» WHAT IS NEEDED
Reproduce every one of the entries below with each "mesh-cell" replaced by "grid-cell" and nothing else changed. Omit the pictures.

» RECORDS SHOWN
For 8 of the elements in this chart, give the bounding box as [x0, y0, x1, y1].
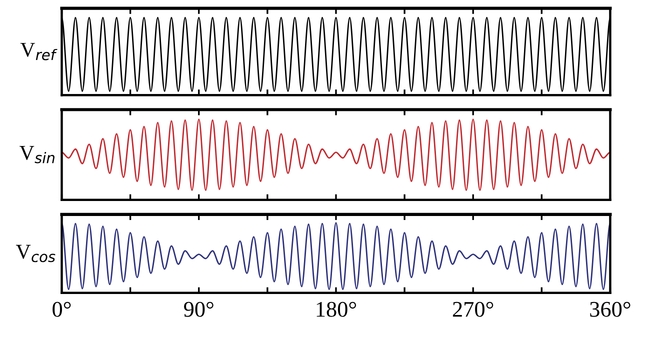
y-axis-title: V$_{ref}$ [20, 42, 58, 60]
x-tick-label: 180° [316, 302, 356, 317]
x-tick-label: 360° [590, 302, 630, 317]
y-axis-title: V$_{sin}$ [20, 146, 54, 164]
y-axis-title: V$_{cos}$ [16, 244, 56, 262]
x-tick-label: 270° [452, 302, 494, 317]
x-tick-label: 0° [52, 302, 71, 317]
x-tick-label: 90° [184, 302, 214, 317]
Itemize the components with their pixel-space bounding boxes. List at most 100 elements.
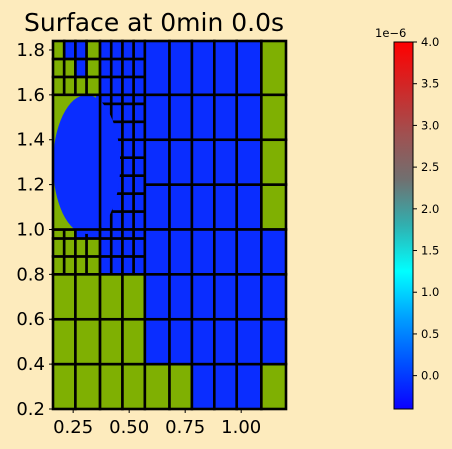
mesh-cell	[98, 273, 124, 321]
mesh-cell	[74, 237, 88, 258]
mesh-cell	[98, 39, 113, 61]
mesh-cell	[168, 273, 194, 321]
mesh-cell	[109, 102, 124, 124]
mesh-cell	[121, 237, 135, 258]
mesh-cell	[98, 317, 124, 366]
mesh-cell	[121, 362, 147, 411]
x-tick-label: 0.25	[53, 417, 93, 438]
mesh-cell	[121, 39, 135, 61]
mesh-cell	[190, 317, 216, 366]
mesh-cell	[168, 362, 194, 411]
mesh-cell	[235, 228, 263, 276]
mesh-cell	[51, 273, 77, 321]
colorbar-tick-label: 2.5	[421, 160, 439, 174]
mesh-cell	[168, 93, 194, 142]
mesh-cell	[109, 93, 124, 106]
y-tick-label: 1.2	[16, 175, 45, 196]
mesh-cell	[143, 183, 171, 231]
mesh-cell	[260, 183, 288, 231]
mesh-cell	[109, 255, 124, 276]
mesh-cell	[168, 39, 194, 97]
mesh-cell	[190, 273, 216, 321]
colorbar-tick-label: 0.0	[421, 369, 439, 383]
mesh-cell	[85, 237, 102, 258]
mesh-cell	[143, 317, 171, 366]
mesh-cell	[132, 174, 147, 195]
mesh-cell	[143, 39, 171, 97]
mesh-cell	[235, 138, 263, 186]
plot-area	[51, 39, 288, 411]
colorbar-tick-label: 1.5	[421, 244, 439, 258]
mesh-cell	[168, 317, 194, 366]
mesh-cell	[260, 317, 288, 366]
x-tick-label: 0.75	[165, 417, 205, 438]
mesh-cell	[132, 156, 147, 177]
mesh-cell	[51, 75, 66, 97]
mesh-cell	[260, 362, 288, 411]
mesh-cell	[235, 362, 263, 411]
mesh-cell	[132, 75, 147, 97]
mesh-cell	[260, 228, 288, 276]
mesh-cell	[235, 183, 263, 231]
plot-frame	[52, 40, 287, 410]
mesh-cell	[62, 237, 77, 258]
mesh-cell	[51, 255, 66, 276]
y-tick-label: 0.4	[16, 354, 45, 375]
mesh-cell	[109, 39, 124, 61]
mesh-cell	[260, 93, 288, 142]
mesh-cell	[74, 39, 88, 61]
colorbar: 1e−6 0.0 0.5 1.0 1.5 2.0 2.5 3.0 3.5 4.0	[375, 26, 439, 410]
mesh-cell	[132, 102, 147, 124]
mesh-cell	[235, 39, 263, 97]
mesh-cell	[51, 228, 66, 240]
mesh-cell	[132, 192, 147, 213]
wet-region-edge	[96, 94, 101, 230]
mesh-cell	[132, 120, 147, 142]
mesh-cell	[51, 237, 66, 258]
mesh-cell	[121, 210, 135, 231]
mesh-cell	[121, 138, 135, 159]
mesh-cell	[213, 317, 239, 366]
mesh-cell	[51, 57, 66, 79]
mesh-cell	[85, 75, 102, 97]
mesh-cell	[98, 75, 113, 97]
colorbar-tick-label: 1.0	[421, 285, 439, 299]
mesh-cell	[190, 138, 216, 186]
mesh-cell	[98, 362, 124, 411]
mesh-cell	[143, 362, 171, 411]
mesh-cell	[143, 93, 171, 142]
y-tick-label: 1.0	[16, 219, 45, 240]
colorbar-tick-label: 4.0	[421, 35, 439, 49]
mesh-cell	[74, 273, 102, 321]
mesh-cell	[98, 57, 113, 79]
mesh-cell	[213, 183, 239, 231]
x-tick-label: 0.50	[109, 417, 149, 438]
mesh-cell	[235, 273, 263, 321]
mesh-cell	[143, 228, 171, 276]
mesh-cell	[62, 228, 77, 240]
mesh-cell	[132, 255, 147, 276]
mesh-cell	[190, 362, 216, 411]
chart-title: Surface at 0min 0.0s	[24, 8, 284, 37]
mesh-cell	[109, 237, 124, 258]
mesh-cell	[213, 39, 239, 97]
mesh-cell	[109, 75, 124, 97]
colorbar-tick-label: 2.0	[421, 202, 439, 216]
mesh-cell	[132, 138, 147, 159]
mesh-cell	[109, 57, 124, 79]
mesh-cell	[109, 210, 124, 231]
mesh-cell	[74, 75, 88, 97]
mesh-cell	[168, 183, 194, 231]
mesh-cell	[213, 273, 239, 321]
mesh-cell	[121, 255, 135, 276]
mesh-cell	[85, 39, 102, 61]
wet-region	[52, 94, 121, 234]
mesh-cell	[121, 75, 135, 97]
mesh-cell	[213, 362, 239, 411]
colorbar-tick-label: 0.5	[421, 327, 439, 341]
mesh-cell	[235, 317, 263, 366]
mesh-cell	[168, 138, 194, 186]
mesh-cell	[85, 255, 102, 276]
mesh-cell	[121, 156, 135, 177]
mesh-cell	[190, 183, 216, 231]
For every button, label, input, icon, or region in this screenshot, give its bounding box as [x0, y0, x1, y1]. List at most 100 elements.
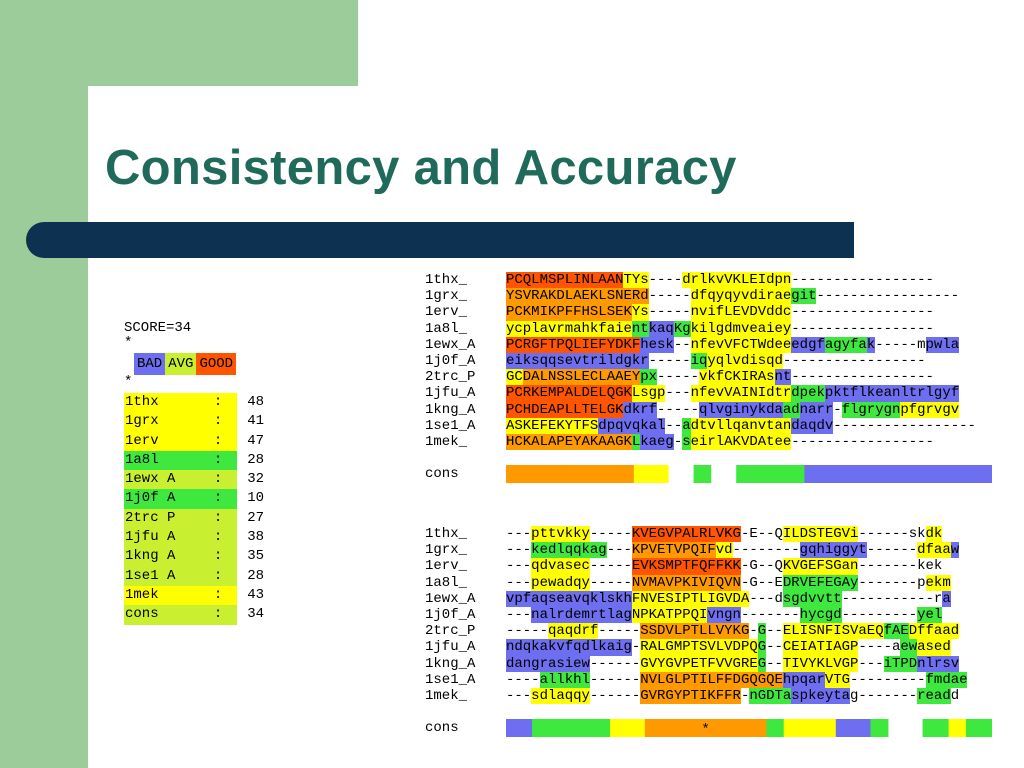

» RESPONSE TO THE EXERCISE
For 8 of the elements in this chart, give the bounding box as [x0, y0, x1, y1].
y-axis-title: V$_{ref}$ [20, 42, 58, 60]
x-tick-label: 180° [316, 302, 356, 317]
x-tick-label: 360° [590, 302, 630, 317]
y-axis-title: V$_{sin}$ [20, 146, 54, 164]
y-axis-title: V$_{cos}$ [16, 244, 56, 262]
x-tick-label: 270° [452, 302, 494, 317]
x-tick-label: 0° [52, 302, 71, 317]
x-tick-label: 90° [184, 302, 214, 317]
Itemize the components with their pixel-space bounding boxes. List at most 100 elements.
grid-cell	[98, 273, 124, 321]
grid-cell	[74, 237, 88, 258]
grid-cell	[98, 39, 113, 61]
grid-cell	[168, 273, 194, 321]
grid-cell	[109, 102, 124, 124]
grid-cell	[121, 237, 135, 258]
grid-cell	[98, 317, 124, 366]
grid-cell	[121, 362, 147, 411]
x-tick-label: 0.25	[53, 417, 93, 438]
grid-cell	[121, 39, 135, 61]
grid-cell	[190, 317, 216, 366]
grid-cell	[168, 362, 194, 411]
grid-cell	[235, 228, 263, 276]
grid-cell	[51, 273, 77, 321]
colorbar-tick-label: 2.5	[421, 160, 439, 174]
grid-cell	[168, 93, 194, 142]
grid-cell	[109, 93, 124, 106]
y-tick-label: 1.2	[16, 175, 45, 196]
grid-cell	[143, 183, 171, 231]
grid-cell	[260, 183, 288, 231]
grid-cell	[109, 255, 124, 276]
grid-cell	[168, 39, 194, 97]
grid-cell	[190, 273, 216, 321]
colorbar-tick-label: 0.0	[421, 369, 439, 383]
grid-cell	[85, 237, 102, 258]
grid-cell	[143, 317, 171, 366]
grid-cell	[132, 174, 147, 195]
grid-cell	[143, 39, 171, 97]
grid-cell	[235, 138, 263, 186]
plot-area	[51, 39, 288, 411]
colorbar-tick-label: 1.5	[421, 244, 439, 258]
grid-cell	[168, 317, 194, 366]
grid-cell	[260, 317, 288, 366]
x-tick-label: 0.75	[165, 417, 205, 438]
grid-cell	[132, 156, 147, 177]
grid-cell	[51, 75, 66, 97]
grid-cell	[260, 362, 288, 411]
grid-cell	[235, 362, 263, 411]
grid-cell	[132, 75, 147, 97]
grid-cell	[260, 228, 288, 276]
grid-cell	[235, 183, 263, 231]
plot-frame	[52, 40, 287, 410]
grid-cell	[62, 237, 77, 258]
grid-cell	[51, 255, 66, 276]
y-tick-label: 0.4	[16, 354, 45, 375]
grid-cell	[109, 39, 124, 61]
grid-cell	[260, 93, 288, 142]
grid-cell	[74, 39, 88, 61]
colorbar: 1e−6 0.0 0.5 1.0 1.5 2.0 2.5 3.0 3.5 4.0	[375, 26, 439, 410]
grid-cell	[132, 102, 147, 124]
grid-cell	[235, 39, 263, 97]
grid-cell	[51, 228, 66, 240]
grid-cell	[132, 192, 147, 213]
wet-region-edge	[96, 94, 101, 230]
grid-cell	[132, 120, 147, 142]
grid-cell	[51, 237, 66, 258]
grid-cell	[121, 210, 135, 231]
grid-cell	[121, 138, 135, 159]
grid-cell	[213, 317, 239, 366]
grid-cell	[51, 57, 66, 79]
grid-cell	[85, 75, 102, 97]
grid-cell	[98, 75, 113, 97]
colorbar-tick-label: 1.0	[421, 285, 439, 299]
grid-cell	[190, 138, 216, 186]
grid-cell	[98, 362, 124, 411]
grid-cell	[143, 362, 171, 411]
grid-cell	[143, 93, 171, 142]
y-tick-label: 1.0	[16, 219, 45, 240]
colorbar-tick-label: 4.0	[421, 35, 439, 49]
grid-cell	[74, 273, 102, 321]
grid-cell	[98, 57, 113, 79]
grid-cell	[213, 183, 239, 231]
x-tick-label: 0.50	[109, 417, 149, 438]
grid-cell	[235, 273, 263, 321]
grid-cell	[143, 228, 171, 276]
grid-cell	[62, 228, 77, 240]
grid-cell	[132, 255, 147, 276]
grid-cell	[190, 362, 216, 411]
chart-title: Surface at 0min 0.0s	[24, 8, 284, 37]
grid-cell	[109, 237, 124, 258]
grid-cell	[213, 39, 239, 97]
grid-cell	[109, 75, 124, 97]
colorbar-tick-label: 2.0	[421, 202, 439, 216]
grid-cell	[132, 138, 147, 159]
grid-cell	[109, 57, 124, 79]
grid-cell	[109, 210, 124, 231]
grid-cell	[74, 75, 88, 97]
grid-cell	[168, 183, 194, 231]
grid-cell	[213, 273, 239, 321]
grid-cell	[121, 255, 135, 276]
grid-cell	[85, 39, 102, 61]
wet-region	[52, 94, 121, 234]
grid-cell	[121, 75, 135, 97]
grid-cell	[213, 362, 239, 411]
colorbar-tick-label: 0.5	[421, 327, 439, 341]
grid-cell	[235, 317, 263, 366]
grid-cell	[168, 138, 194, 186]
grid-cell	[85, 255, 102, 276]
grid-cell	[121, 156, 135, 177]
grid-cell	[190, 183, 216, 231]
For every button, label, input, icon, or region in this screenshot, give its bounding box as [x0, y0, x1, y1]. List at most 100 elements.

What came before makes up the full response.